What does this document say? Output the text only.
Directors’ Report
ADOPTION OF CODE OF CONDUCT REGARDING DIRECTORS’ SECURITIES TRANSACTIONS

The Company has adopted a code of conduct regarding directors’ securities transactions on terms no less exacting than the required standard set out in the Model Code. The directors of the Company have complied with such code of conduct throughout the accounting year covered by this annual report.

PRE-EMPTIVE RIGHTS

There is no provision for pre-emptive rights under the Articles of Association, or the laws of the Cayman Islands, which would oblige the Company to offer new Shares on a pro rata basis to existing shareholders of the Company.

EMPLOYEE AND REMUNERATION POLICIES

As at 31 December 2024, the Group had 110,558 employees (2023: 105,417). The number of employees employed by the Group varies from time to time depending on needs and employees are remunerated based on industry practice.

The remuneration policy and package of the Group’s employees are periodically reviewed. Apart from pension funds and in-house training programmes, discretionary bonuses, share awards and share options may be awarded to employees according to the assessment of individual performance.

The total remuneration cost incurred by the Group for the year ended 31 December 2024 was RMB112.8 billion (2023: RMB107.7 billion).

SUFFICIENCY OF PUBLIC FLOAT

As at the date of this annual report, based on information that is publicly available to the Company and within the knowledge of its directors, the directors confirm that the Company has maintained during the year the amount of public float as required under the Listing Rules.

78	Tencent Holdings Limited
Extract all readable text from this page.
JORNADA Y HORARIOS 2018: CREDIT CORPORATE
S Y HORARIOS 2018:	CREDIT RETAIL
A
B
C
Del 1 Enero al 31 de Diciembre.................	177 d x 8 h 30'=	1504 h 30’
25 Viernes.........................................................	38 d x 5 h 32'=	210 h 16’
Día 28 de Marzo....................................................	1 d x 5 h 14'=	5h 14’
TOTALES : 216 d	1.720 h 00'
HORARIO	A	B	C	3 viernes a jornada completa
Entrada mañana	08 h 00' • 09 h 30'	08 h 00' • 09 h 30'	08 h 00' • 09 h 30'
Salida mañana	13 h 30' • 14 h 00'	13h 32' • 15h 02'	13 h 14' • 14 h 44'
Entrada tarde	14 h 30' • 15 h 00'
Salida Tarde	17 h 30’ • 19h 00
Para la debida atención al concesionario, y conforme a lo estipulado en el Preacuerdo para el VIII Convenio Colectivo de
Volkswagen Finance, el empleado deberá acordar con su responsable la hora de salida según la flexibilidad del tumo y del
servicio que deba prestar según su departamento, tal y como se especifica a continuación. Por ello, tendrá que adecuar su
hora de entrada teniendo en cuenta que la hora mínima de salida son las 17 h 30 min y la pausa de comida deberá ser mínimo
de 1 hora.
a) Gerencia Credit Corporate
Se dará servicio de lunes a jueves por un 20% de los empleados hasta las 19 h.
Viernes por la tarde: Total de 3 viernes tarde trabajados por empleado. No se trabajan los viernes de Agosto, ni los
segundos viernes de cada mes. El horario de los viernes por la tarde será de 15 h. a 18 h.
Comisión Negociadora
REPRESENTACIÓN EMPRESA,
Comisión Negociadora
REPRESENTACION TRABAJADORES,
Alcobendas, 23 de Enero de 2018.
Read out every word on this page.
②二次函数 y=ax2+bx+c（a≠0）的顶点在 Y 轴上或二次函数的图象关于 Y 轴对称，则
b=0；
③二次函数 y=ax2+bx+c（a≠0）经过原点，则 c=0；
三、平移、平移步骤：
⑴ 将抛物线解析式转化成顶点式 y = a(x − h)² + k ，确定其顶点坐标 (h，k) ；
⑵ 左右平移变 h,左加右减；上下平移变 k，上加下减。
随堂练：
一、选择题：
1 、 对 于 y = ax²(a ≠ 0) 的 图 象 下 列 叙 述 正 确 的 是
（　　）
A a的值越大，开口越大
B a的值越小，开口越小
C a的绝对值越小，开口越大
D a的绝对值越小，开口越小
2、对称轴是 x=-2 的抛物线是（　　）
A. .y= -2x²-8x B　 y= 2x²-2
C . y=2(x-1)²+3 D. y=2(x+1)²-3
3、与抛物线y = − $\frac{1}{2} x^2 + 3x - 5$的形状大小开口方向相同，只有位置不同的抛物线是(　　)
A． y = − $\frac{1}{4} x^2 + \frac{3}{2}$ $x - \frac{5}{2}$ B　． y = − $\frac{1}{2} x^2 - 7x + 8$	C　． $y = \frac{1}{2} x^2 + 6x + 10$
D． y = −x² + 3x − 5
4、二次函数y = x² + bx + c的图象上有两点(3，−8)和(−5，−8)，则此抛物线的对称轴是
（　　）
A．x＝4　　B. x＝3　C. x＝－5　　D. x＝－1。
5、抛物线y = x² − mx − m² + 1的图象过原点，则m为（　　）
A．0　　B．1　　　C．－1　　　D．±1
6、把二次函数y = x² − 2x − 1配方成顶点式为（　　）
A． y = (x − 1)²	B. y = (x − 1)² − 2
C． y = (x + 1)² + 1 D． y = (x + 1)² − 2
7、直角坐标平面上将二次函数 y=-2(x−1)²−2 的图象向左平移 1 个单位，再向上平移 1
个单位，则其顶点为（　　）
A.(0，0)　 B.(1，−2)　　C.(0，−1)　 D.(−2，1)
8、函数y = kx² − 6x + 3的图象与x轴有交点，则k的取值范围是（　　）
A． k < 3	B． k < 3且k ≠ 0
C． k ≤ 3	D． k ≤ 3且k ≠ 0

--- EXERCISE GOAL ---
Count how many lines of the listing above include "required" and report that number alone.

--- CORRECT ANSWER ---
2